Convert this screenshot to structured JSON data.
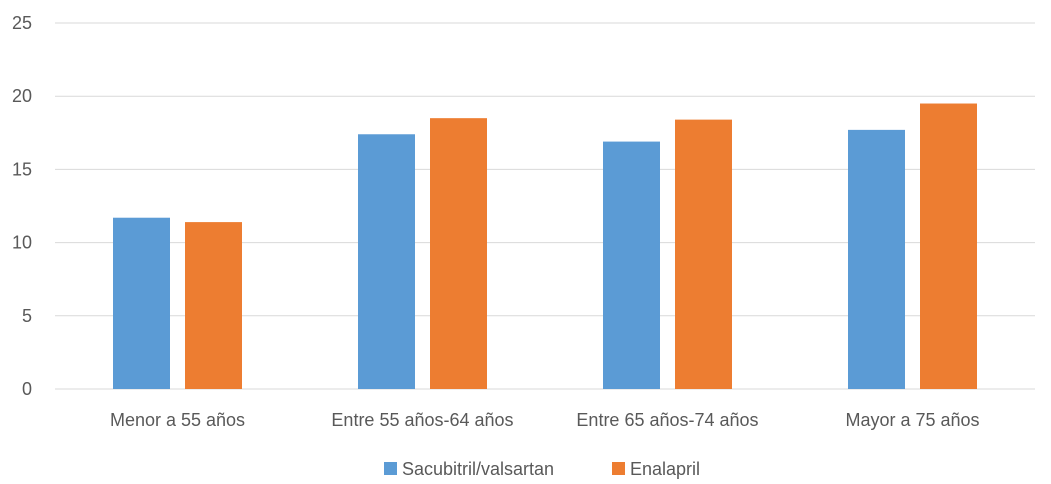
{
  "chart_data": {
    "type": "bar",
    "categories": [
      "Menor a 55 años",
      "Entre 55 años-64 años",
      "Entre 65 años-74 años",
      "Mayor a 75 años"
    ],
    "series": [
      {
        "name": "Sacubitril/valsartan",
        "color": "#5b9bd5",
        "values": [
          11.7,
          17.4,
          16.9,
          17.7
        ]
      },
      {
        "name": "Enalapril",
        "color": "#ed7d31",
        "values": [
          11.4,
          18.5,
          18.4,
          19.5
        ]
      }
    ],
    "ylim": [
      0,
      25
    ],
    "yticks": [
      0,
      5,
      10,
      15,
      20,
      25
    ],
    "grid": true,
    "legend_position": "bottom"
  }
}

☆ ☆ ☆ ☆ ☆

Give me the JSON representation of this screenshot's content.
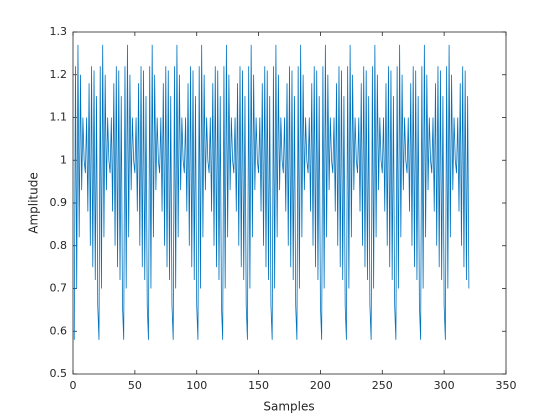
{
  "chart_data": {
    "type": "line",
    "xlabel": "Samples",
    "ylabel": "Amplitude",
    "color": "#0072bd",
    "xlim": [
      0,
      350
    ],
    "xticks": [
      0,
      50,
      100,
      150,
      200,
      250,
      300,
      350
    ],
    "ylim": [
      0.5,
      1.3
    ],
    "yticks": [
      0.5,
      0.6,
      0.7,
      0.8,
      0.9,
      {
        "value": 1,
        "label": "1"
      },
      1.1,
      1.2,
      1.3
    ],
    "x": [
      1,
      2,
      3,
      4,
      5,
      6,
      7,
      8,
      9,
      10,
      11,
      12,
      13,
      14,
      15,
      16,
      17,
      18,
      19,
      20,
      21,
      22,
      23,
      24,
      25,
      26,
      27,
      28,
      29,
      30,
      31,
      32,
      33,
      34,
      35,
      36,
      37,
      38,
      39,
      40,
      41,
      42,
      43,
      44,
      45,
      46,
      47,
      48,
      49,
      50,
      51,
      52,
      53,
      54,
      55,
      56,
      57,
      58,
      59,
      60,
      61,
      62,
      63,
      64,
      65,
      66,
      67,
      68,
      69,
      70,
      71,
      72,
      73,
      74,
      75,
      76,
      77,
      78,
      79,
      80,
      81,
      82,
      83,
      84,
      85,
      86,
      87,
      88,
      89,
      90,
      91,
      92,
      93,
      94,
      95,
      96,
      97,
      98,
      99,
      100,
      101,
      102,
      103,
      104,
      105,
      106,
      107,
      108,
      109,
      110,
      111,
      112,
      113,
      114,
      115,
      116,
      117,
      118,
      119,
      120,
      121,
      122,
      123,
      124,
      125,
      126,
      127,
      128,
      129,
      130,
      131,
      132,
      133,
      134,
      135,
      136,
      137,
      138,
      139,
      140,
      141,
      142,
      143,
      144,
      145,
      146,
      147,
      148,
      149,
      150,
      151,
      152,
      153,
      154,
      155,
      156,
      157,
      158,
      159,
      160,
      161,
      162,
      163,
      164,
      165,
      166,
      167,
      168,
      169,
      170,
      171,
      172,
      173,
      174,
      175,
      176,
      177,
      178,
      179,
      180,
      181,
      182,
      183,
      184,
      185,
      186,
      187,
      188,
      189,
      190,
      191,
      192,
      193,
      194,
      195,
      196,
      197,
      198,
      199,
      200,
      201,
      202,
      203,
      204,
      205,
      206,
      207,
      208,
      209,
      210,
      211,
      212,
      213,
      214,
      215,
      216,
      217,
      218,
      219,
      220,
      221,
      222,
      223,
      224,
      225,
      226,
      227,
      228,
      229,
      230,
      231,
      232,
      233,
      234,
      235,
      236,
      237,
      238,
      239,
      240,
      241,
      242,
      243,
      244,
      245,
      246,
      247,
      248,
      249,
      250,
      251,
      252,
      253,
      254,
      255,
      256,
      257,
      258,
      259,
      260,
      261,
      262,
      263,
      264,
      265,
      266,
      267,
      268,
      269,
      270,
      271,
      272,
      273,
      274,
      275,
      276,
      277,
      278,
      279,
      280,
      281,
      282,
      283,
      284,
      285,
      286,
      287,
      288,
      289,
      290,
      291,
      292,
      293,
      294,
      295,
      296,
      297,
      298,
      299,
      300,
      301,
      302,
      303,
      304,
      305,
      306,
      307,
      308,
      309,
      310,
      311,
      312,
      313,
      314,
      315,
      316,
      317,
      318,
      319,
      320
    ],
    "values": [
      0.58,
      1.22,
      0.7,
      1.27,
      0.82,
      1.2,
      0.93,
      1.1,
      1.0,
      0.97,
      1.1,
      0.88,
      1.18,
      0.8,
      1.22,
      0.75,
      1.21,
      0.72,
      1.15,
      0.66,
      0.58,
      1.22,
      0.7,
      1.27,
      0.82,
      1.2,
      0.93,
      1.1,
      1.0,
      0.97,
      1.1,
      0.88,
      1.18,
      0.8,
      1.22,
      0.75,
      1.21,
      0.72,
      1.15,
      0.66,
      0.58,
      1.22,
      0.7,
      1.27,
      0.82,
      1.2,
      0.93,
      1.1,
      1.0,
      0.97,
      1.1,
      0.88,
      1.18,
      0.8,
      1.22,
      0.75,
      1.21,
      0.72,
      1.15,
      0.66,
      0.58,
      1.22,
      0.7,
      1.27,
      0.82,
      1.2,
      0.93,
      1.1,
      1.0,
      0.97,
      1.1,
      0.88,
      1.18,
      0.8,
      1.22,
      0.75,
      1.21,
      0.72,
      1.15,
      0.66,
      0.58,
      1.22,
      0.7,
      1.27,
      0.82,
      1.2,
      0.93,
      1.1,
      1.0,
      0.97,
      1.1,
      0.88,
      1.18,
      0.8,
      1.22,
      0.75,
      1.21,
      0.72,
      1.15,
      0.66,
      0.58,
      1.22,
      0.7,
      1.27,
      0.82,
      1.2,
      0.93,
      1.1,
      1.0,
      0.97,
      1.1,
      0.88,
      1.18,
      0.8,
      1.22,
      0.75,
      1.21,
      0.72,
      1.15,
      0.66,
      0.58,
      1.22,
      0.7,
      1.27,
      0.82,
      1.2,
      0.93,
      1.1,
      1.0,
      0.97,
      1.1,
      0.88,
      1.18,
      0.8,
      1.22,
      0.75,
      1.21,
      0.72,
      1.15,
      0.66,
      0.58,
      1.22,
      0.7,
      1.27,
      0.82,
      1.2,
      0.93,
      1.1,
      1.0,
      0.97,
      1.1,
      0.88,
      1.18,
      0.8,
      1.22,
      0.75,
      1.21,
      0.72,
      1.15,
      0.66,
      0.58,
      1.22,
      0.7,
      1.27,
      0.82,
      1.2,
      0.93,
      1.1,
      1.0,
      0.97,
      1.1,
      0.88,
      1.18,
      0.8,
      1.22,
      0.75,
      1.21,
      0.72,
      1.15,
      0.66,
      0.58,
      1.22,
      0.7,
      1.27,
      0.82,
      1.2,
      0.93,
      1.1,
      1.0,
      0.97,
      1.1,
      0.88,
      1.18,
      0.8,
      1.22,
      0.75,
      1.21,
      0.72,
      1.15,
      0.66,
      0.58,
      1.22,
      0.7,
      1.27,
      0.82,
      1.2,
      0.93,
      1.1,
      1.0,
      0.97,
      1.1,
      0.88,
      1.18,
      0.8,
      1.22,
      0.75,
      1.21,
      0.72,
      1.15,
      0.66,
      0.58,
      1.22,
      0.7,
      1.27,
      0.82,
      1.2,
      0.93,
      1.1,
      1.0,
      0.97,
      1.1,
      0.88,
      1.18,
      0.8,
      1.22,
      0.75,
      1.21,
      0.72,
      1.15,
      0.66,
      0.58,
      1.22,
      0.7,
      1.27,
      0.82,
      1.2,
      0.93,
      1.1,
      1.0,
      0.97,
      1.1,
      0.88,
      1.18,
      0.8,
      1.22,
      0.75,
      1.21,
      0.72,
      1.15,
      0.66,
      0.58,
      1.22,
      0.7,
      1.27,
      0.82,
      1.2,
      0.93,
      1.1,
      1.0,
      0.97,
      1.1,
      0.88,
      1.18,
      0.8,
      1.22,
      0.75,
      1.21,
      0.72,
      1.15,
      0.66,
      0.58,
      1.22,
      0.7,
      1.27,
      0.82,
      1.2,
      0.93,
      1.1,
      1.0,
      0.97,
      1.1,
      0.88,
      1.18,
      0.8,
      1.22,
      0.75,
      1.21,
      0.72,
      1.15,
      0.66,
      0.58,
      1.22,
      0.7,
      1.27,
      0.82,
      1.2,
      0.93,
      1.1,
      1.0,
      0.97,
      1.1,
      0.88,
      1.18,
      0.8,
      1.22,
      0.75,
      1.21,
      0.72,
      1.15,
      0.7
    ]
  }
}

☆ ☆ ☆ ☆ ☆

▶ **Brief**
Using the listing above, list every line in which the string "JSON" occurs.

▶ **Task solution**
Convert this screenshot to structured JSON data.
Give me the JSON representation of this screenshot's content.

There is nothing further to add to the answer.